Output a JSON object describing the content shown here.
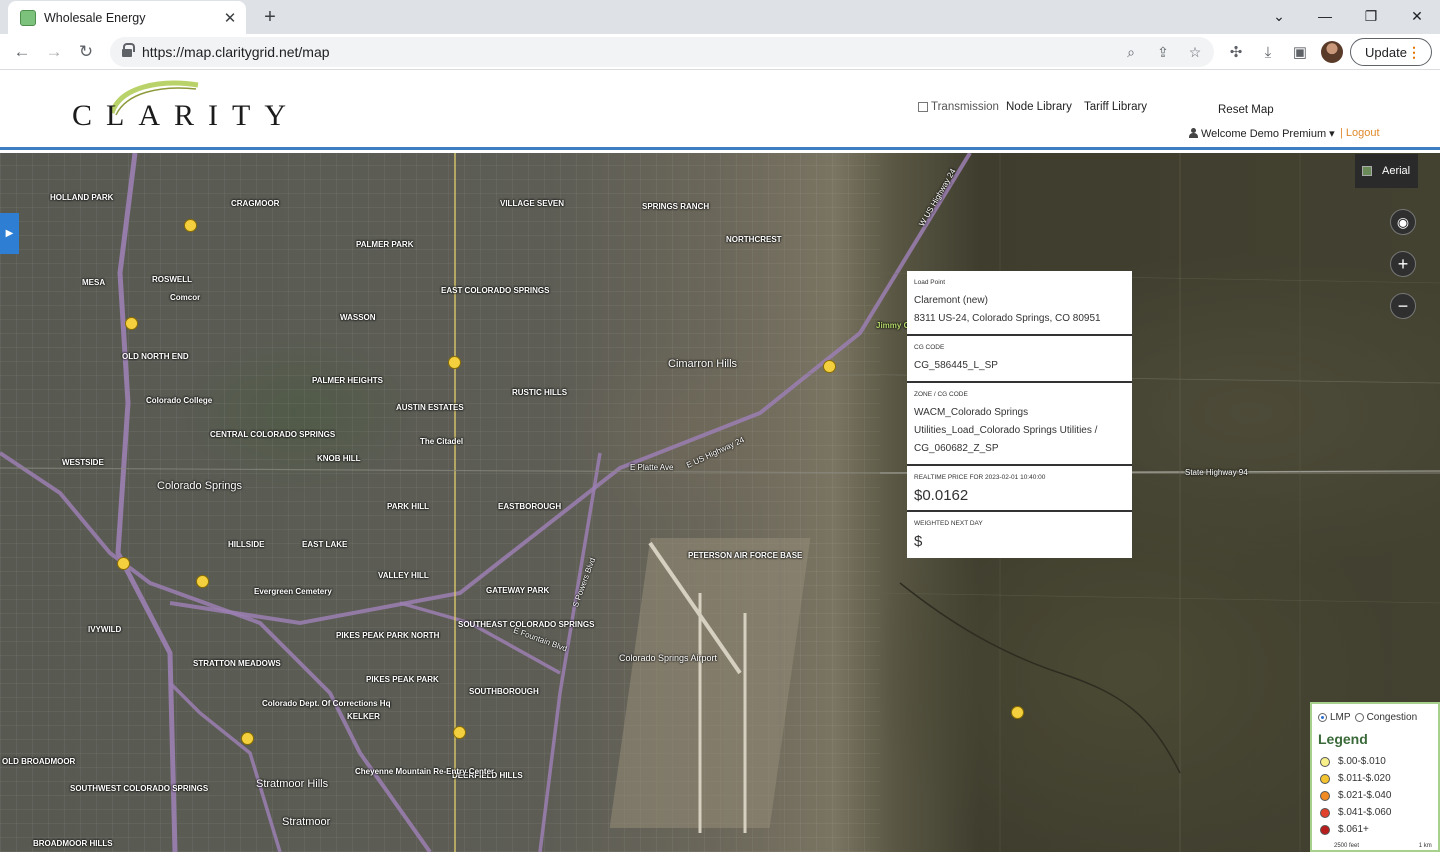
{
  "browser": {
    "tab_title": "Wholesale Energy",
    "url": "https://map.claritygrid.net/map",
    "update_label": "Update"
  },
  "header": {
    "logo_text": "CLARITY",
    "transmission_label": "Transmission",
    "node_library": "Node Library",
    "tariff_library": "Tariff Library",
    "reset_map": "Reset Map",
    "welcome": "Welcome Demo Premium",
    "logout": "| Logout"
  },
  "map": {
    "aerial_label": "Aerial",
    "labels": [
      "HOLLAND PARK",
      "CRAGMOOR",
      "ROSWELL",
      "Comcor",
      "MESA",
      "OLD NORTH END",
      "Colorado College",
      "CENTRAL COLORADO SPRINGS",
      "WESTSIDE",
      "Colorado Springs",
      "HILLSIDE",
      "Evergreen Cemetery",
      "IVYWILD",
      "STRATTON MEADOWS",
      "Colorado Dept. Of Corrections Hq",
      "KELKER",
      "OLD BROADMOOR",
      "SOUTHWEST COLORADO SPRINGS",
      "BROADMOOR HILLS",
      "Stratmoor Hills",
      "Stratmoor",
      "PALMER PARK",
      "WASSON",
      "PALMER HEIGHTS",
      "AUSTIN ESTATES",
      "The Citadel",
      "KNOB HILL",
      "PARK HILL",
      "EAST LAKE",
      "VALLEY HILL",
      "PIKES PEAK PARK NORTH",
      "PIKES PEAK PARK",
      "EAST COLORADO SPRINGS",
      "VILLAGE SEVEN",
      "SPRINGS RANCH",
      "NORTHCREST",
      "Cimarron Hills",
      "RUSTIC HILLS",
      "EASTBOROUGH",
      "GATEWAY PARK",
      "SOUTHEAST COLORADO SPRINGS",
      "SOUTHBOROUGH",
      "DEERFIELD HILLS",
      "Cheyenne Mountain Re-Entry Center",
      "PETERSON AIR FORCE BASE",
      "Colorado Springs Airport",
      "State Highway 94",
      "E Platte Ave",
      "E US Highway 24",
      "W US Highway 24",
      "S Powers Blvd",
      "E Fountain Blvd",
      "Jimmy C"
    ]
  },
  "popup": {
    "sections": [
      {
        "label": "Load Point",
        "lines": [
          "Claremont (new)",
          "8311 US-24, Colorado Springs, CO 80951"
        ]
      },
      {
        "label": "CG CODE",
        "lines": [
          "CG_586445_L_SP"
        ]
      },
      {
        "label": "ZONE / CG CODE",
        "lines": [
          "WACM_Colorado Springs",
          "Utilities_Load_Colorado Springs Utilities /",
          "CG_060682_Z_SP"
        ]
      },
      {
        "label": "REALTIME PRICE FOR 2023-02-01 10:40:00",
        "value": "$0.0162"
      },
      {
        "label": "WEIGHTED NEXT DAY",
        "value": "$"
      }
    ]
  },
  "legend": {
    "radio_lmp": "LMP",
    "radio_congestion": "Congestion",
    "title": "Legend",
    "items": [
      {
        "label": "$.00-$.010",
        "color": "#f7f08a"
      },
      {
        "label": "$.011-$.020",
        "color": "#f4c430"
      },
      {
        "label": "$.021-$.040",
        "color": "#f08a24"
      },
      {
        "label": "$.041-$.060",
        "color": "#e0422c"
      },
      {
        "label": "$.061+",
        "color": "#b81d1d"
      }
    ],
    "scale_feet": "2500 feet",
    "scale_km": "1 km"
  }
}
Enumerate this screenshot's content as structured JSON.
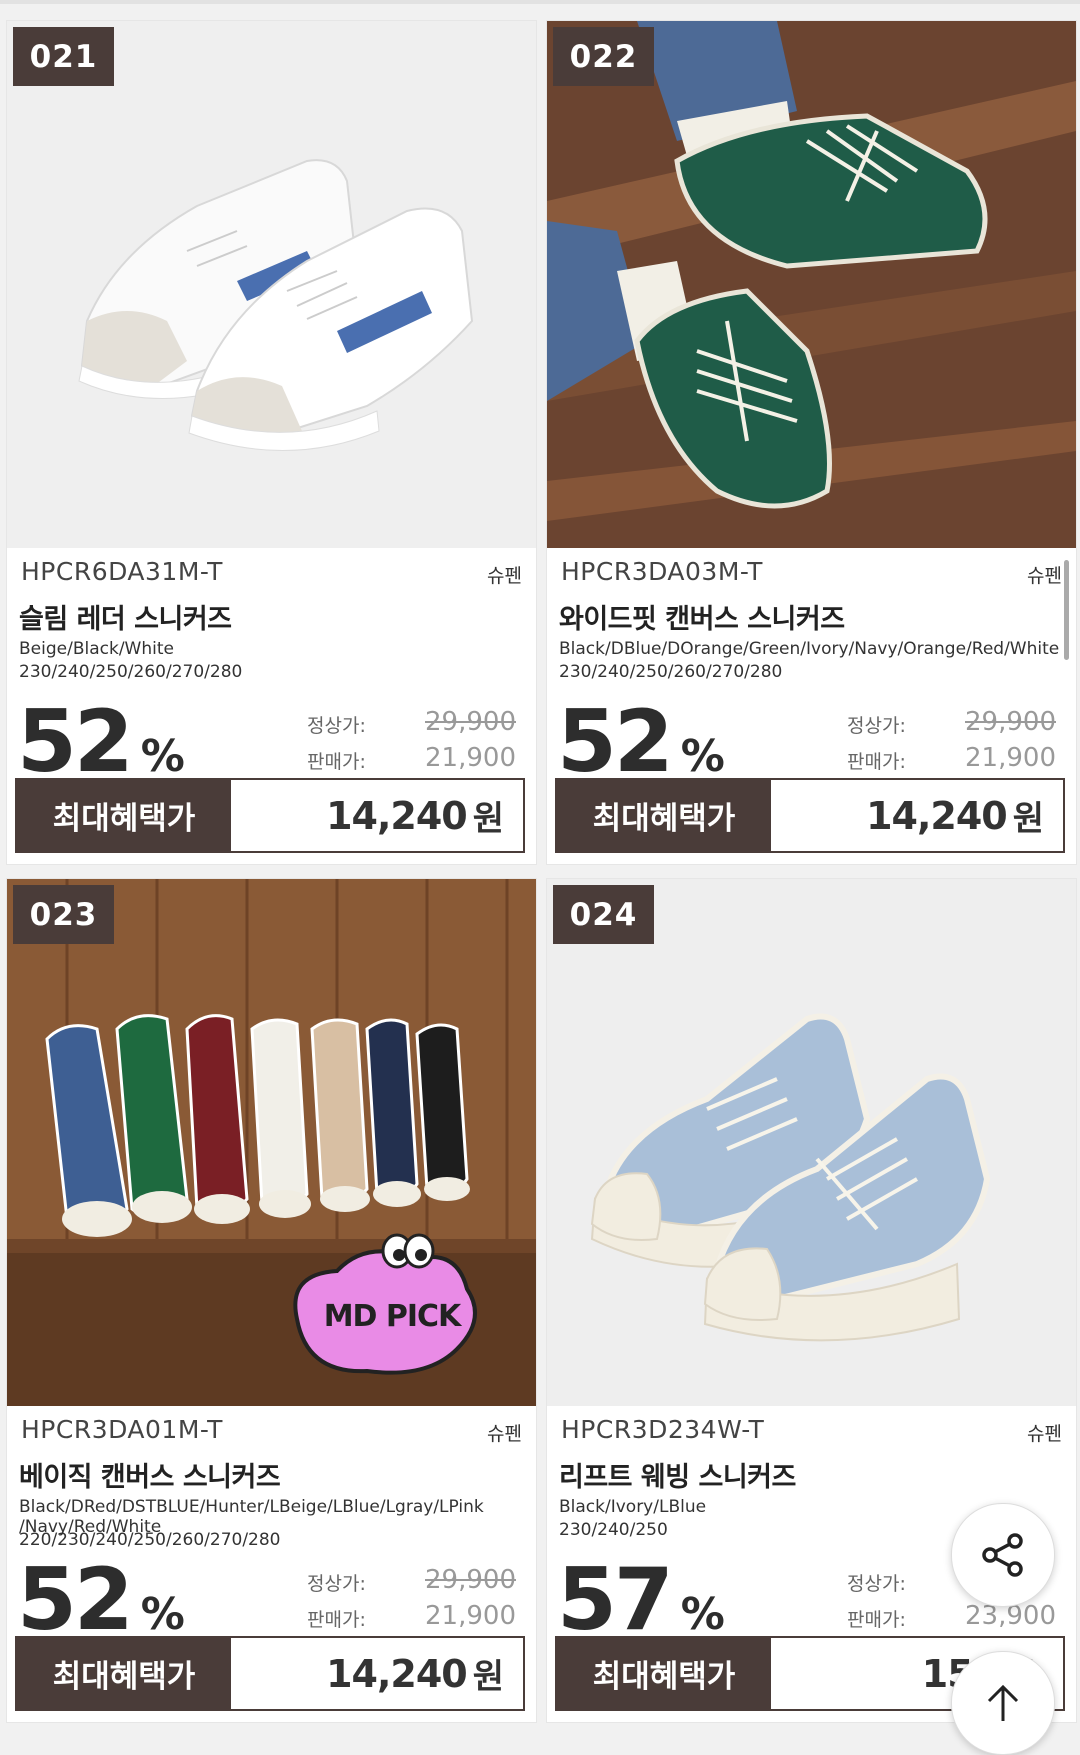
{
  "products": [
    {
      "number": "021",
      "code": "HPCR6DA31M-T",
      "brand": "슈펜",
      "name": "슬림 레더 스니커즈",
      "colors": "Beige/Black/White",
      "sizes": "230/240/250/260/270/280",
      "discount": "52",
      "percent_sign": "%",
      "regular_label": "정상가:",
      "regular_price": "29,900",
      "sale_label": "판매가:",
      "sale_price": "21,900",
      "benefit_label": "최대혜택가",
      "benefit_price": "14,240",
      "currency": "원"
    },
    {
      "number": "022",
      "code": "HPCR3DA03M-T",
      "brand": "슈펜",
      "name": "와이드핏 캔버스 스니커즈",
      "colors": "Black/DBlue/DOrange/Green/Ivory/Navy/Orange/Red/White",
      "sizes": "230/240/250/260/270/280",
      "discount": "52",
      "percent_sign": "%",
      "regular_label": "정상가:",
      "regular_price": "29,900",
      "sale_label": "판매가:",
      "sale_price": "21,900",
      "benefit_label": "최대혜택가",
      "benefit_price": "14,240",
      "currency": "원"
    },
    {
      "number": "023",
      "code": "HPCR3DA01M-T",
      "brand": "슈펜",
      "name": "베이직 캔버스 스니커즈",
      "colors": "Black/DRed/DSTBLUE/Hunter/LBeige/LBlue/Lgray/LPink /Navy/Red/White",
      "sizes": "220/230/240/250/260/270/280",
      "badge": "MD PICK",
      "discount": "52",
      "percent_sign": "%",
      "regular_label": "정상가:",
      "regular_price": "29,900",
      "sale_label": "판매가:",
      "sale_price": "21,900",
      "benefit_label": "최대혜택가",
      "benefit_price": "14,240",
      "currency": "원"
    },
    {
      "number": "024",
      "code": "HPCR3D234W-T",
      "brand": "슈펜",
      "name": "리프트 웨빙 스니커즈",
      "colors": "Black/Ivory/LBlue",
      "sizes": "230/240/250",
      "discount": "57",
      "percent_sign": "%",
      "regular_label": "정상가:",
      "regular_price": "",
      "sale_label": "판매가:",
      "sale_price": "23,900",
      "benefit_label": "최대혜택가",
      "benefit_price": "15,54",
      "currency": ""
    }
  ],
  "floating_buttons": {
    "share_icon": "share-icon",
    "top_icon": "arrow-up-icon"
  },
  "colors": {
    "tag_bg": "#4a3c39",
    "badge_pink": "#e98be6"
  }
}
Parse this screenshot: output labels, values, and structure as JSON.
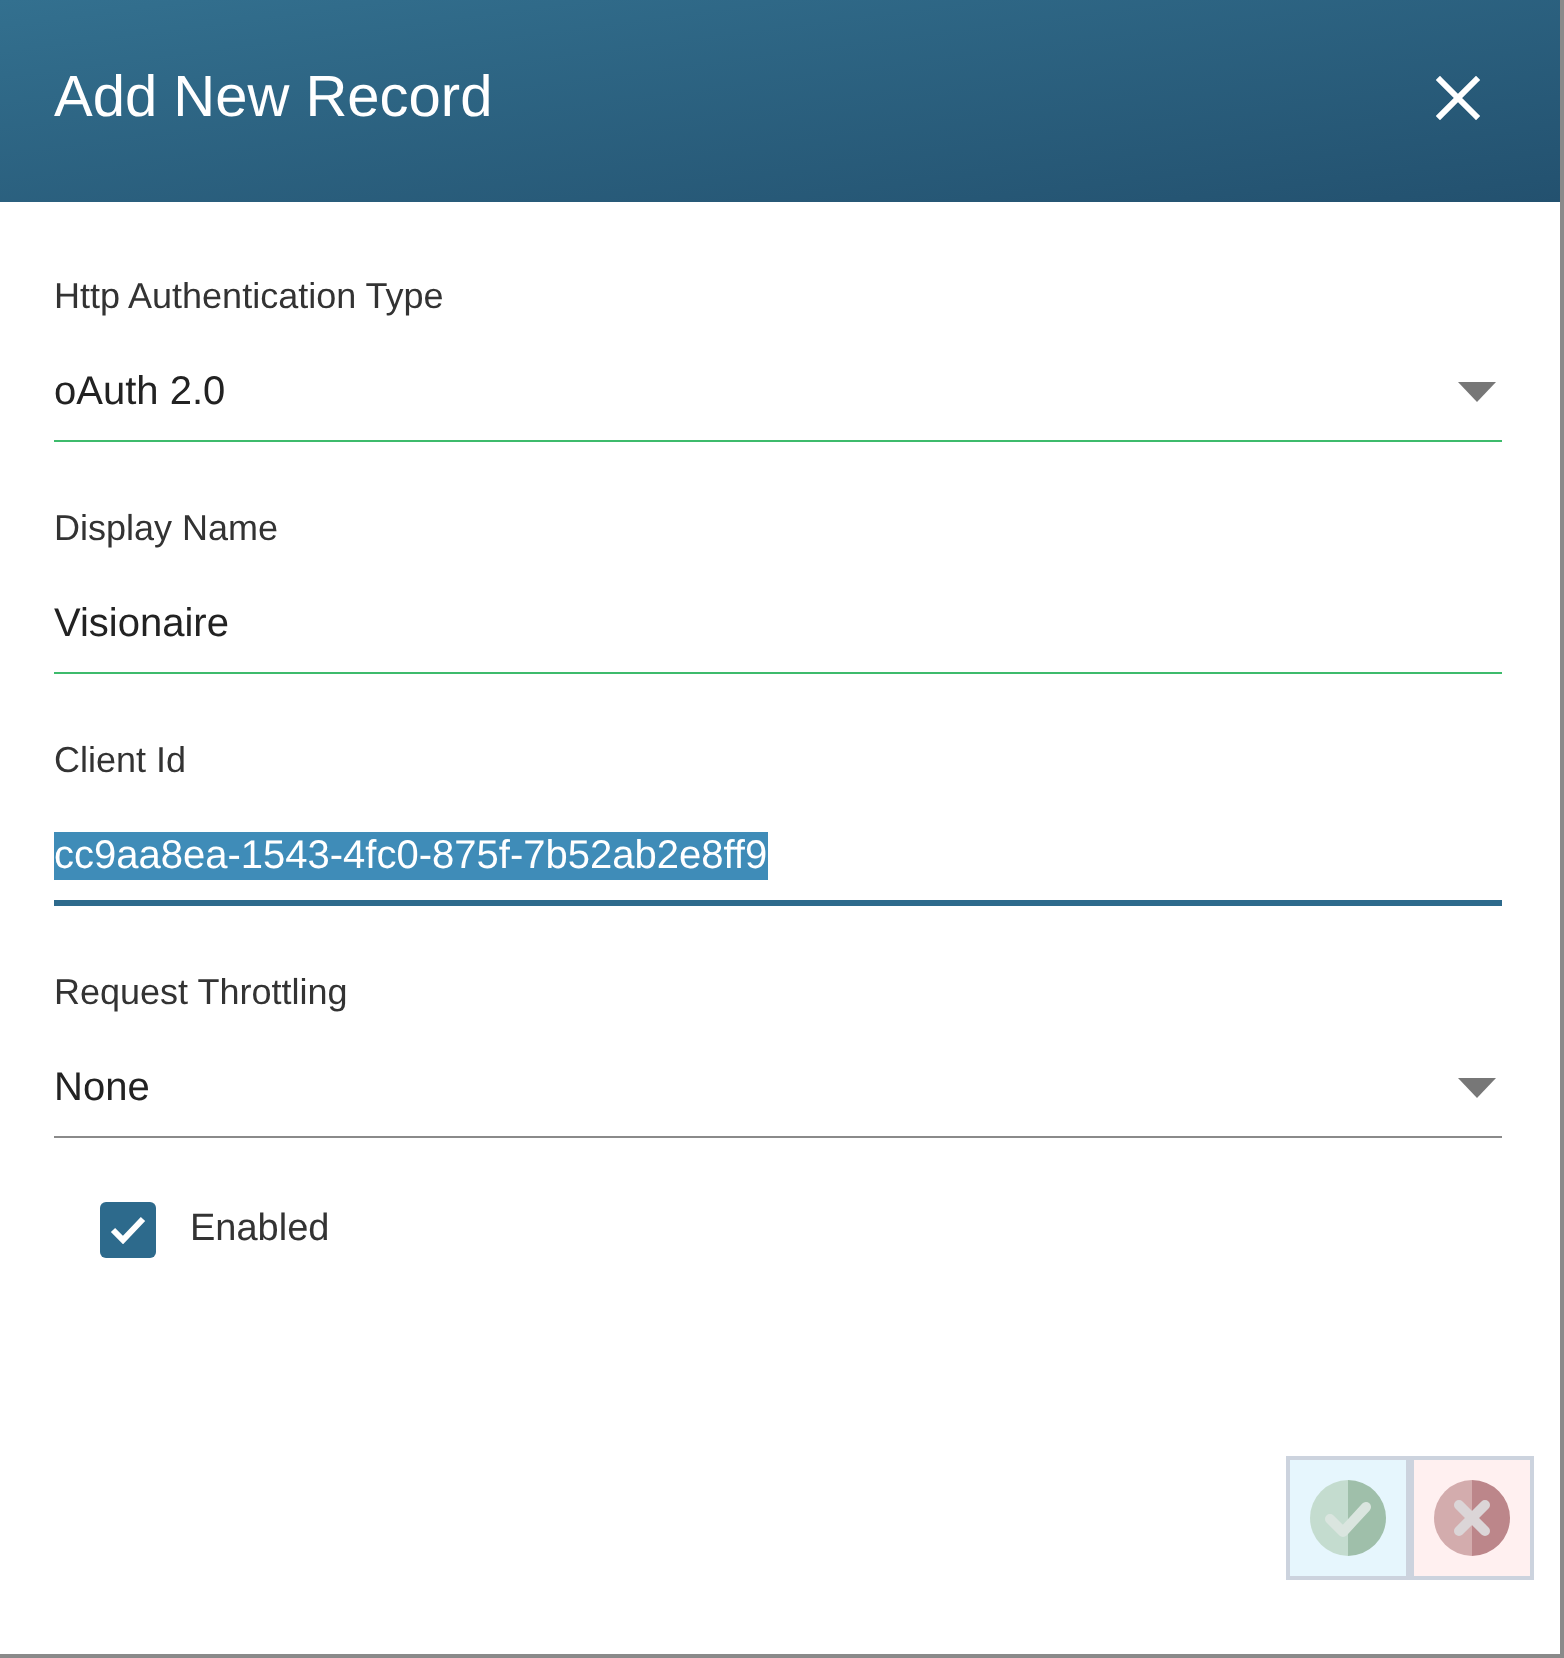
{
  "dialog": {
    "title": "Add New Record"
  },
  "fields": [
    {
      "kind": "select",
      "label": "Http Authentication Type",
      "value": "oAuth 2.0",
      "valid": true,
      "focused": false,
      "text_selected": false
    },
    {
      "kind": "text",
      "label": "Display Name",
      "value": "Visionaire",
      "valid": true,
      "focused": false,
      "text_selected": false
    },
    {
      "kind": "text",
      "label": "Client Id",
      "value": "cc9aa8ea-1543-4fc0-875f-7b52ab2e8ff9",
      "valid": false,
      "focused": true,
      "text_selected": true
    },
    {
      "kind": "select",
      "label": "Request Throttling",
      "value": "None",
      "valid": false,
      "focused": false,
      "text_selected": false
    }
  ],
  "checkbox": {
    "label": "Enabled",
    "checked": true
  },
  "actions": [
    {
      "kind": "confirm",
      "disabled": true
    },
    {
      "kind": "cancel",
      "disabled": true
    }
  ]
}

▬▬▬

**Set exercise:**
Extract lines where the string "LBlue" occurs.

**Solution:**
      "colors": "Black/DRed/DSTBLUE/Hunter/LBeige/LBlue/Lgray/LPink /Navy/Red/White",
      "colors": "Black/Ivory/LBlue",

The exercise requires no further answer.